Consigne:
Reprenez l'article sur la cuisine du monde à la maison, qui figure avant les lignes, et poursuivez-le après sa dernière phrase.

Un zeste de voyage, une pincée d’audace : voici comment inviter le monde dans votre propre cuisine
Nous, les Belges, sommes des citoyens du monde. N’est-ce pas ? Nous découvrons le monde à travers les films que nous réalisons, la musique que nous écoutons et les vêtements que nous créons. Mais dans notre cuisine, nous restons nettement plus conservateurs. Trop provinciaux ? Pas assez téméraires ? Prouvez le contraire et transformez votre cuisine en un voyage culinaire avec les conseils de deux chefs gastronomiques !
Le chef Timothy Tynes a été plongé dès son enfance dans les saveurs du monde. Sa ville natale, Amsterdam, était un véritable carrefour de cultures, dont il a su s’imprégner avec gratitude. « Ma voisine était d’origine surinamienne-antillaise. C’est elle qui m’a appris à préparer le bara, une pâte à pain frite mélangée à du curry », raconte Tynes avec passion. « Notre curry belge, préparé avec de la pomme et de la poudre de curry, est en réalité d’origine française. Son goût n’est pas mauvais en soi, mais le véritable curry est oriental. On y retrouve les arômes de l’Asie traditionnelle. »
Aujourd’hui, Tynes dirige la cuisine de l’Atelier Maple à Anvers. Dans son atelier, il crée des plats uniques aux influences internationales. « La base est la cuisine française classique, que nous interprétons à notre manière. Nous ne servons pas le tartare de bœuf avec les cornichons, l’oignon et la moutarde habituelle, mais avec des saveurs indonésiennes comme le galanga, une variété de gingembre, ou l’assaisonnement bumbu. En amuse-bouche, nous proposons toujours une petite soupe, par exemple à la courge et au curry vadouvan. Ces incursions dans le monde apportent de la profondeur à une cuisine. »

(Données source)
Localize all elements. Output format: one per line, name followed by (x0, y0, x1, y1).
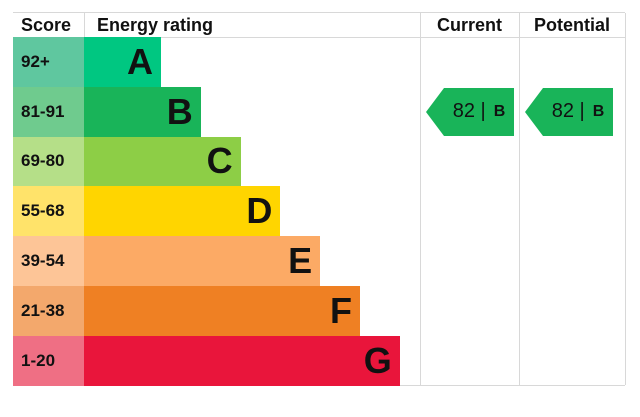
arrow-shape (426, 87, 514, 136)
potential-rating-arrow: 82 | B (525, 87, 613, 136)
column-divider (420, 13, 421, 385)
score-cell: 1-20 (13, 335, 84, 386)
score-cell: 21-38 (13, 286, 84, 336)
arrow-shape (525, 87, 613, 136)
rating-bar-c: C (84, 136, 241, 187)
column-divider (519, 13, 520, 385)
rating-bar-f: F (84, 286, 360, 336)
rating-bar-e: E (84, 236, 321, 286)
potential-value: 82 (551, 100, 574, 123)
score-cell: 55-68 (13, 186, 84, 237)
score-cell: 92+ (13, 37, 84, 87)
header-current: Current (436, 15, 502, 35)
rating-bar-g: G (84, 335, 400, 386)
score-cell: 69-80 (13, 136, 84, 187)
score-cell: 39-54 (13, 236, 84, 286)
column-divider (625, 13, 626, 385)
current-value: 82 (452, 100, 475, 123)
current-letter: B (493, 102, 506, 120)
score-cell: 81-91 (13, 86, 84, 137)
column-divider (84, 13, 85, 37)
header-divider (13, 37, 625, 38)
rating-bar-a: A (84, 37, 161, 87)
rating-bar-d: D (84, 186, 281, 237)
rating-bar-b: B (84, 86, 201, 137)
header-potential: Potential (533, 15, 610, 35)
potential-letter: B (592, 102, 605, 120)
current-rating-arrow: 82 | B (426, 87, 514, 136)
top-border (13, 12, 625, 13)
bottom-border (400, 385, 625, 386)
header-energy-rating: Energy rating (97, 15, 214, 35)
header-score: Score (21, 15, 72, 35)
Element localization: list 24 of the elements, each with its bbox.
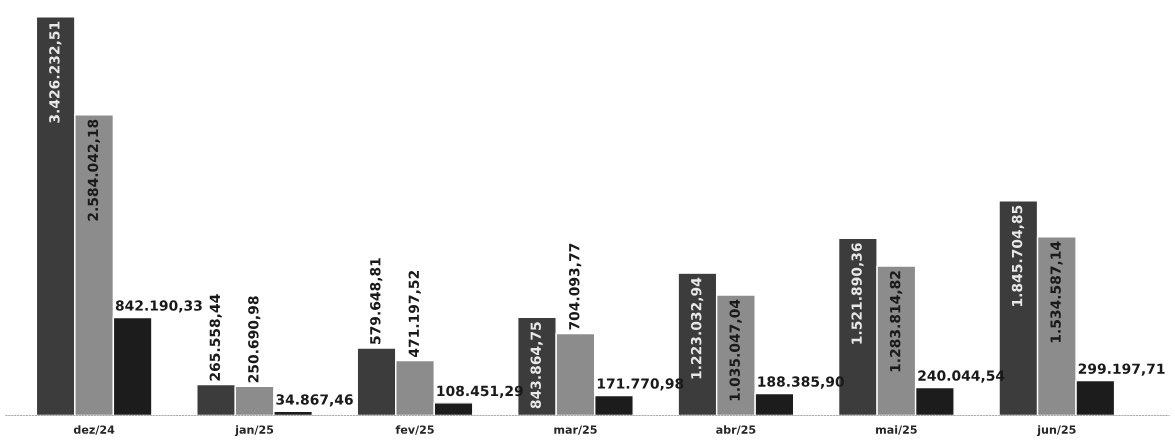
data-label: 1.223.032,94 bbox=[690, 277, 704, 379]
data-label: 250.690,98 bbox=[248, 296, 261, 383]
data-label: 704.093,77 bbox=[568, 243, 582, 330]
data-label: 842.190,33 bbox=[115, 300, 202, 313]
x-tick-label: dez/24 bbox=[73, 425, 115, 435]
x-tick-label: jan/25 bbox=[234, 425, 274, 437]
data-label: 34.867,46 bbox=[276, 394, 353, 407]
data-label: 579.648,81 bbox=[370, 258, 383, 344]
x-tick-label: mar/25 bbox=[554, 425, 597, 435]
data-label: 299.197,71 bbox=[1078, 363, 1165, 376]
data-label: 2.584.042,18 bbox=[87, 119, 100, 221]
x-tick-label: abr/25 bbox=[716, 425, 756, 435]
x-tick-label: mai/25 bbox=[876, 425, 917, 435]
data-label: 1.534.587,14 bbox=[1050, 241, 1063, 343]
data-label: 1.035.047,04 bbox=[729, 299, 742, 401]
data-label: 843.864,75 bbox=[530, 322, 543, 409]
data-label: 471.197,52 bbox=[408, 271, 421, 358]
data-label: 1.521.890,36 bbox=[851, 243, 864, 344]
x-tick-label: jun/25 bbox=[1036, 425, 1076, 437]
x-tick-label: fev/25 bbox=[395, 425, 434, 435]
data-label: 1.845.704,85 bbox=[1011, 205, 1025, 306]
data-label: 1.283.814,82 bbox=[889, 271, 903, 372]
data-label: 3.426.232,51 bbox=[49, 21, 62, 123]
data-label: 265.558,44 bbox=[209, 294, 222, 381]
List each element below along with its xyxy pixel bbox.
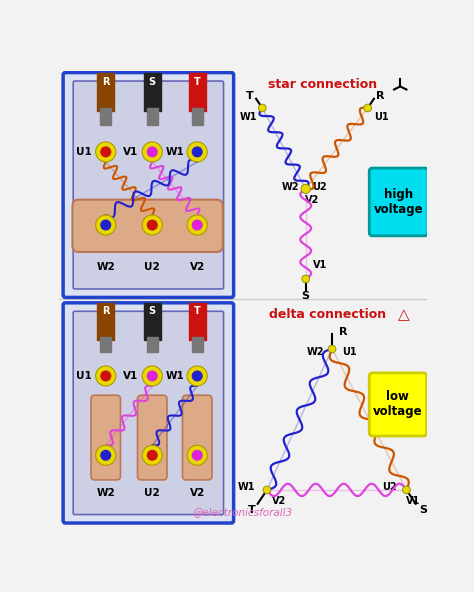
Circle shape [402, 486, 410, 494]
Text: U1: U1 [342, 347, 356, 357]
Circle shape [187, 366, 207, 386]
Circle shape [142, 445, 162, 465]
Circle shape [96, 142, 116, 162]
FancyBboxPatch shape [63, 73, 234, 297]
FancyBboxPatch shape [369, 168, 428, 236]
Text: V1: V1 [123, 371, 138, 381]
Text: W1: W1 [166, 147, 185, 157]
Text: @electronicsforall3: @electronicsforall3 [193, 507, 293, 517]
Text: R: R [338, 327, 347, 337]
Text: T: T [194, 306, 201, 316]
FancyBboxPatch shape [73, 81, 224, 289]
Text: △: △ [398, 307, 409, 322]
Circle shape [96, 215, 116, 235]
Text: star connection: star connection [268, 78, 377, 91]
Text: V1: V1 [406, 496, 420, 506]
FancyBboxPatch shape [73, 200, 223, 252]
Circle shape [142, 366, 162, 386]
Bar [147, 337, 158, 352]
Circle shape [302, 275, 310, 283]
Bar [144, 303, 161, 340]
Text: V2: V2 [190, 488, 205, 498]
FancyBboxPatch shape [369, 373, 427, 436]
Text: U1: U1 [76, 371, 92, 381]
Circle shape [101, 371, 110, 381]
Circle shape [263, 486, 271, 494]
Text: V1: V1 [123, 147, 138, 157]
Circle shape [96, 445, 116, 465]
Circle shape [258, 104, 266, 112]
Text: low
voltage: low voltage [373, 391, 423, 419]
Text: R: R [376, 91, 384, 101]
Text: V2: V2 [305, 195, 319, 205]
Text: S: S [149, 306, 156, 316]
Circle shape [101, 147, 110, 157]
Circle shape [147, 147, 157, 157]
Text: W1: W1 [238, 482, 255, 492]
Text: U1: U1 [374, 112, 389, 122]
Text: S: S [149, 77, 156, 87]
Text: U1: U1 [76, 147, 92, 157]
Bar [100, 108, 111, 125]
Text: W2: W2 [282, 182, 299, 192]
Text: U2: U2 [145, 488, 160, 498]
Text: W2: W2 [96, 488, 115, 498]
Text: R: R [102, 306, 109, 316]
Circle shape [328, 345, 336, 353]
Circle shape [142, 215, 162, 235]
Circle shape [101, 451, 110, 460]
Circle shape [147, 371, 157, 381]
Circle shape [101, 220, 110, 230]
Text: U2: U2 [312, 182, 327, 192]
Circle shape [187, 215, 207, 235]
Text: W2: W2 [306, 347, 324, 357]
Text: T: T [194, 77, 201, 87]
Text: R: R [102, 77, 109, 87]
Text: W1: W1 [166, 371, 185, 381]
FancyBboxPatch shape [63, 303, 234, 523]
Text: high
voltage: high voltage [374, 188, 423, 216]
Bar [192, 108, 202, 125]
Bar [144, 73, 161, 111]
Text: W2: W2 [96, 262, 115, 272]
Text: delta connection: delta connection [269, 308, 386, 321]
Circle shape [147, 220, 157, 230]
Text: U2: U2 [145, 262, 160, 272]
Bar [97, 73, 114, 111]
Bar [147, 108, 158, 125]
Text: S: S [301, 291, 310, 301]
Bar [97, 303, 114, 340]
Circle shape [192, 371, 202, 381]
Circle shape [187, 445, 207, 465]
Circle shape [301, 184, 310, 194]
Circle shape [142, 142, 162, 162]
Bar [100, 337, 111, 352]
Text: W1: W1 [239, 112, 257, 122]
Circle shape [96, 366, 116, 386]
Bar [192, 337, 202, 352]
Circle shape [147, 451, 157, 460]
Bar [189, 73, 206, 111]
Bar [189, 303, 206, 340]
FancyBboxPatch shape [182, 395, 212, 480]
Text: V2: V2 [272, 496, 286, 506]
Text: T: T [247, 505, 255, 515]
Circle shape [192, 451, 202, 460]
Circle shape [192, 220, 202, 230]
FancyBboxPatch shape [73, 311, 224, 514]
Text: S: S [419, 505, 428, 515]
Text: U2: U2 [382, 482, 397, 492]
Text: T: T [246, 91, 254, 101]
Text: V1: V1 [312, 260, 327, 270]
FancyBboxPatch shape [137, 395, 167, 480]
FancyBboxPatch shape [91, 395, 120, 480]
Circle shape [187, 142, 207, 162]
Circle shape [192, 147, 202, 157]
Text: V2: V2 [190, 262, 205, 272]
Circle shape [364, 104, 372, 112]
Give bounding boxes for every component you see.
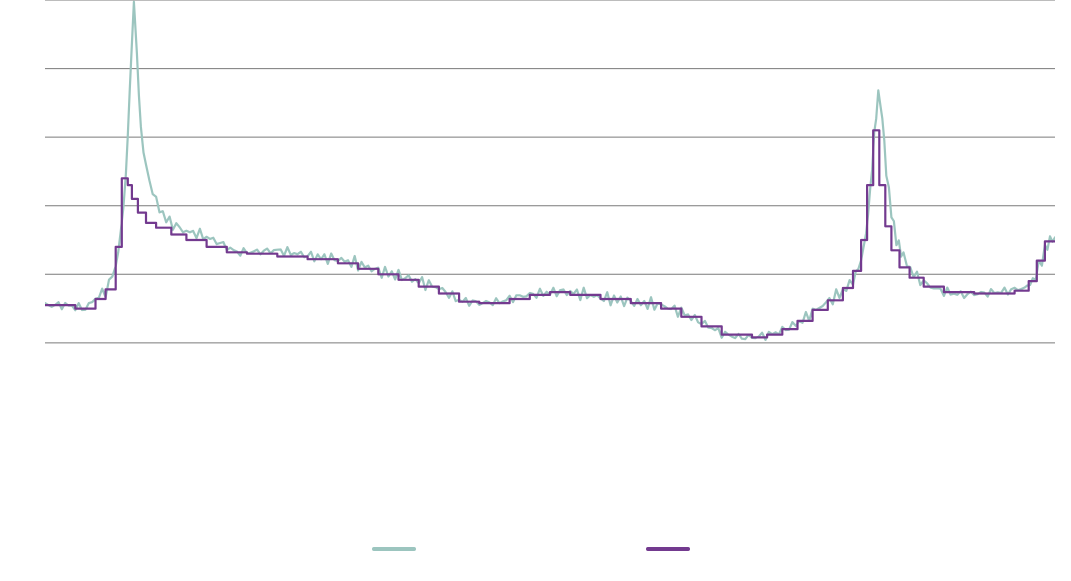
- legend-item-series-a: [372, 547, 426, 551]
- legend-swatch-series-a: [372, 547, 416, 551]
- chart-svg: [0, 0, 1071, 581]
- legend-item-series-b: [646, 547, 700, 551]
- legend-swatch-series-b: [646, 547, 690, 551]
- line-chart: [0, 0, 1071, 581]
- series-line-series-a: [45, 2, 1055, 340]
- legend: [0, 547, 1071, 551]
- series-line-series-b: [45, 130, 1055, 337]
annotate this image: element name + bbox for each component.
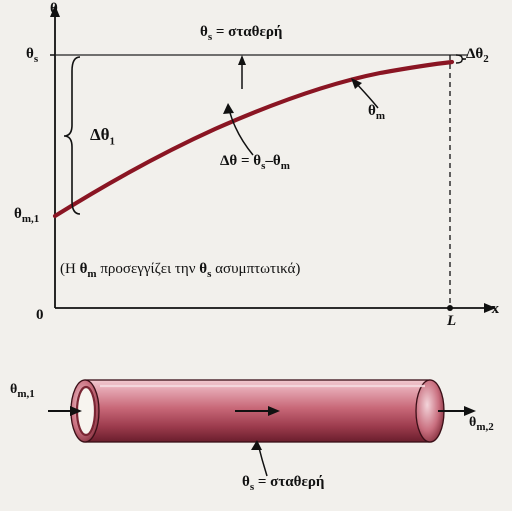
chart-svg [10, 3, 502, 343]
footnote: (Η θm προσεγγίζει την θs ασυμπτωτικά) [60, 261, 300, 280]
delta-theta-2-label: Δθ2 [466, 46, 489, 65]
pipe-panel: θm,1 θm,2 θs = σταθερή [10, 370, 502, 505]
ytick-theta-m1-label: θm,1 [14, 206, 39, 225]
top-theta-s-label: θs = σταθερή [200, 24, 282, 43]
delta-theta-1-label: Δθ1 [90, 125, 115, 147]
y-axis-label: θ [50, 1, 58, 18]
leader-delta-head [223, 103, 234, 114]
tick-L: L [447, 313, 456, 330]
pipe-label-bottom: θs = σταθερή [242, 474, 324, 493]
delta-formula: Δθ = θs–θm [220, 153, 290, 172]
origin-label: 0 [36, 307, 44, 324]
arrow-to-line-head [238, 55, 246, 65]
pipe-label-left: θm,1 [10, 382, 35, 400]
brace-delta2 [456, 55, 466, 63]
brace-delta1 [64, 57, 80, 214]
chart-panel: θ x L 0 θs θm,1 θs = σταθερή θm Δθ2 Δθ1 [10, 3, 502, 343]
curve-theta-m-label: θm [368, 103, 385, 122]
pipe-label-right: θm,2 [469, 415, 494, 433]
tick-L-dot [447, 305, 453, 311]
ytick-theta-s-label: θs [26, 46, 38, 65]
figure-root: θ x L 0 θs θm,1 θs = σταθερή θm Δθ2 Δθ1 [0, 0, 512, 511]
x-axis-label: x [492, 301, 500, 318]
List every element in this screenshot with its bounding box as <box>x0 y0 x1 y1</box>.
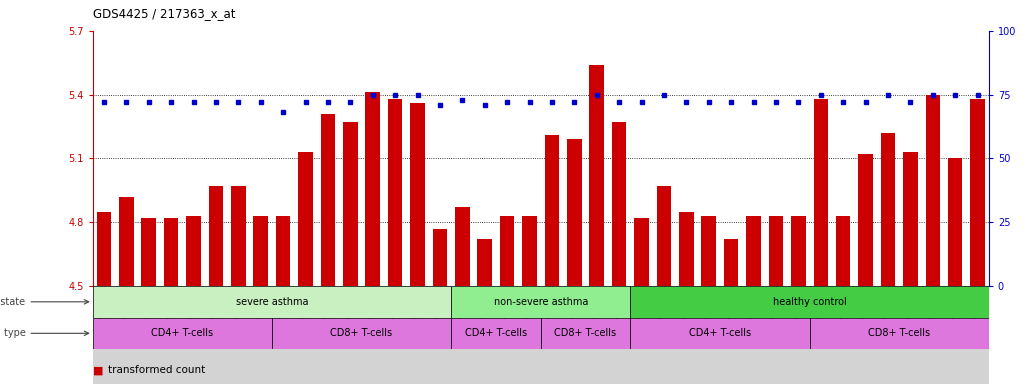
Bar <box>522 216 537 286</box>
Bar <box>366 93 380 286</box>
Text: transformed count: transformed count <box>108 365 205 375</box>
Text: non-severe asthma: non-severe asthma <box>493 297 588 307</box>
Bar <box>768 216 783 286</box>
Bar <box>679 212 693 286</box>
Text: CD8+ T-cells: CD8+ T-cells <box>554 328 617 338</box>
Bar <box>970 99 985 286</box>
Text: GDS4425 / 217363_x_at: GDS4425 / 217363_x_at <box>93 7 235 20</box>
Bar <box>343 122 357 286</box>
Bar <box>881 133 895 286</box>
Text: CD4+ T-cells: CD4+ T-cells <box>689 328 751 338</box>
Text: CD8+ T-cells: CD8+ T-cells <box>331 328 392 338</box>
Bar <box>119 197 134 286</box>
Bar <box>141 218 156 286</box>
Text: ■: ■ <box>93 365 103 375</box>
Bar <box>634 218 649 286</box>
Text: healthy control: healthy control <box>772 297 847 307</box>
Bar <box>568 139 582 286</box>
Bar <box>500 216 514 286</box>
Bar <box>630 318 810 349</box>
Bar <box>93 286 989 384</box>
Bar <box>451 318 541 349</box>
Bar <box>747 216 761 286</box>
Bar <box>948 159 962 286</box>
Bar <box>410 103 424 286</box>
Bar <box>253 216 268 286</box>
Bar <box>701 216 716 286</box>
Bar <box>657 186 672 286</box>
Bar <box>612 122 626 286</box>
Bar <box>478 239 492 286</box>
Bar <box>276 216 290 286</box>
Bar <box>858 154 872 286</box>
Bar <box>836 216 851 286</box>
Bar <box>186 216 201 286</box>
Bar <box>810 318 989 349</box>
Bar <box>388 99 403 286</box>
Text: CD4+ T-cells: CD4+ T-cells <box>465 328 527 338</box>
Bar <box>926 94 940 286</box>
Bar <box>791 216 805 286</box>
Bar <box>433 228 447 286</box>
Bar <box>903 152 918 286</box>
Bar <box>93 318 272 349</box>
Bar <box>97 212 111 286</box>
Bar <box>93 286 451 318</box>
Bar <box>589 65 604 286</box>
Bar <box>272 318 451 349</box>
Bar <box>630 286 989 318</box>
Bar <box>451 286 630 318</box>
Bar <box>231 186 245 286</box>
Bar <box>320 114 335 286</box>
Bar <box>541 318 630 349</box>
Bar <box>164 218 178 286</box>
Bar <box>299 152 313 286</box>
Text: disease state: disease state <box>0 297 89 307</box>
Text: CD4+ T-cells: CD4+ T-cells <box>151 328 213 338</box>
Bar <box>209 186 224 286</box>
Bar <box>545 135 559 286</box>
Bar <box>814 99 828 286</box>
Bar <box>455 207 470 286</box>
Text: cell type: cell type <box>0 328 89 338</box>
Text: severe asthma: severe asthma <box>236 297 308 307</box>
Text: CD8+ T-cells: CD8+ T-cells <box>868 328 930 338</box>
Bar <box>724 239 739 286</box>
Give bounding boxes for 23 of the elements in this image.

Réponse attendue:
Voyager et acquérir du savoir
Le grand chef a déjà exploré une bonne partie du monde. Il a voyagé en Thaïlande, Indonésie, Vietnam, Japon, Italie, Espagne et Turquie pour en percer les secrets culinaires. « La cuisine turque est d’ailleurs grandement sous-estimée », affirme Tynes. « C’est l’une des cuisines les plus modernes et riches, bien au-delà de la pita, du dürüm ou du lahmacun (pizza turque) que nous consommons ici avec plaisir. Si vous goûtez à un baklava dans un petit restaurant d’Istanbul, vous en lécherez vos doigts. C’est littéralement un monde de différence. »
Tynes admet avoir acheté une grande partie de ses connaissances. « J’ai une bibliothèque personnelle de plus de 300 livres expliquant comment composer un curry thaïlandais, quelles épices utiliser pour des tacos mexicains ou une mole, ou encore comment laver le riz à sushi selon les règles d’un grand chef japonais. »
Si vous voulez vous lancer dans la cuisine du monde en tant que cuisinier amateur, la première étape est d’acheter un bon livre de recettes, conseille Tynes. « Lisez comment préparer un tataki japonais ou des albondigas espagnoles, rassemblez les ingrédients et lancez-vous. En quelques mois, votre placard sera rempli des épices et herbes les plus surprenantes. » Il recommande aussi de former votre palais en cherchant de bonnes références. « Allez en Sicile pour savoir quel goût ont vraiment les arancini, ces populaires boulettes de risotto. Ou visitez un bon restaurant dans le quartier chinois, goûtez, interrogez le chef sur sa préparation et achetez les ingrédients dans la boutique en face. »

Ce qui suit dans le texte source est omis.